- **GIVEN PROBLEM**
Drop all images and give the records again exactly.
========
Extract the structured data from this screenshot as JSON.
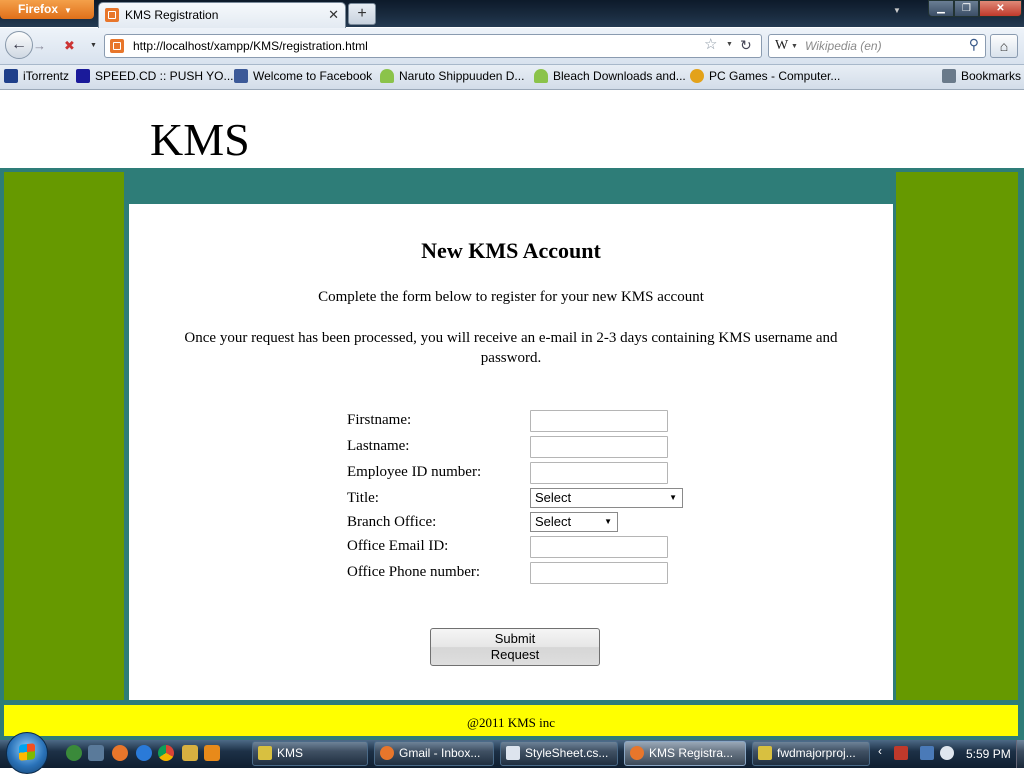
{
  "browser": {
    "app_button": "Firefox",
    "tab_title": "KMS Registration",
    "new_tab_symbol": "+",
    "url": "http://localhost/xampp/KMS/registration.html",
    "search_engine_letter": "W",
    "search_placeholder": "Wikipedia (en)",
    "bookmarks": [
      {
        "label": "iTorrentz",
        "icon": "torrentz-icon"
      },
      {
        "label": "SPEED.CD :: PUSH YO...",
        "icon": "speedcd-icon"
      },
      {
        "label": "Welcome to Facebook",
        "icon": "facebook-icon"
      },
      {
        "label": "Naruto Shippuuden D...",
        "icon": "android-icon"
      },
      {
        "label": "Bleach Downloads and...",
        "icon": "android-icon"
      },
      {
        "label": "PC Games - Computer...",
        "icon": "gamespot-icon"
      }
    ],
    "bookmarks_menu": "Bookmarks"
  },
  "page": {
    "logo": "KMS",
    "heading": "New KMS Account",
    "intro1": "Complete the form below to register for your new KMS account",
    "intro2": "Once your request has been processed, you will receive an e-mail in 2-3 days containing KMS username and password.",
    "form": {
      "firstname_label": "Firstname:",
      "lastname_label": "Lastname:",
      "employee_id_label": "Employee ID number:",
      "title_label": "Title:",
      "title_selected": "Select",
      "branch_label": "Branch Office:",
      "branch_selected": "Select",
      "email_label": "Office Email ID:",
      "phone_label": "Office Phone number:",
      "submit_line1": "Submit",
      "submit_line2": "Request"
    },
    "footer": "@2011 KMS inc"
  },
  "taskbar": {
    "tasks": [
      {
        "label": "KMS"
      },
      {
        "label": "Gmail - Inbox..."
      },
      {
        "label": "StyleSheet.cs..."
      },
      {
        "label": "KMS Registra..."
      },
      {
        "label": "fwdmajorproj..."
      }
    ],
    "clock": "5:59 PM"
  },
  "colors": {
    "frame_teal": "#2e7d78",
    "side_green": "#669900",
    "footer_yellow": "#ffff00"
  }
}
========
- **FULL SOLUTION**
Extract the structured data from this screenshot as JSON.
{
  "browser": {
    "app_button": "Firefox",
    "tab_title": "KMS Registration",
    "new_tab_symbol": "+",
    "url": "http://localhost/xampp/KMS/registration.html",
    "search_engine_letter": "W",
    "search_placeholder": "Wikipedia (en)",
    "bookmarks": [
      {
        "label": "iTorrentz",
        "icon": "torrentz-icon"
      },
      {
        "label": "SPEED.CD :: PUSH YO...",
        "icon": "speedcd-icon"
      },
      {
        "label": "Welcome to Facebook",
        "icon": "facebook-icon"
      },
      {
        "label": "Naruto Shippuuden D...",
        "icon": "android-icon"
      },
      {
        "label": "Bleach Downloads and...",
        "icon": "android-icon"
      },
      {
        "label": "PC Games - Computer...",
        "icon": "gamespot-icon"
      }
    ],
    "bookmarks_menu": "Bookmarks"
  },
  "page": {
    "logo": "KMS",
    "heading": "New KMS Account",
    "intro1": "Complete the form below to register for your new KMS account",
    "intro2": "Once your request has been processed, you will receive an e-mail in 2-3 days containing KMS username and password.",
    "form": {
      "firstname_label": "Firstname:",
      "lastname_label": "Lastname:",
      "employee_id_label": "Employee ID number:",
      "title_label": "Title:",
      "title_selected": "Select",
      "branch_label": "Branch Office:",
      "branch_selected": "Select",
      "email_label": "Office Email ID:",
      "phone_label": "Office Phone number:",
      "submit_line1": "Submit",
      "submit_line2": "Request"
    },
    "footer": "@2011 KMS inc"
  },
  "taskbar": {
    "tasks": [
      {
        "label": "KMS"
      },
      {
        "label": "Gmail - Inbox..."
      },
      {
        "label": "StyleSheet.cs..."
      },
      {
        "label": "KMS Registra..."
      },
      {
        "label": "fwdmajorproj..."
      }
    ],
    "clock": "5:59 PM"
  },
  "colors": {
    "frame_teal": "#2e7d78",
    "side_green": "#669900",
    "footer_yellow": "#ffff00"
  }
}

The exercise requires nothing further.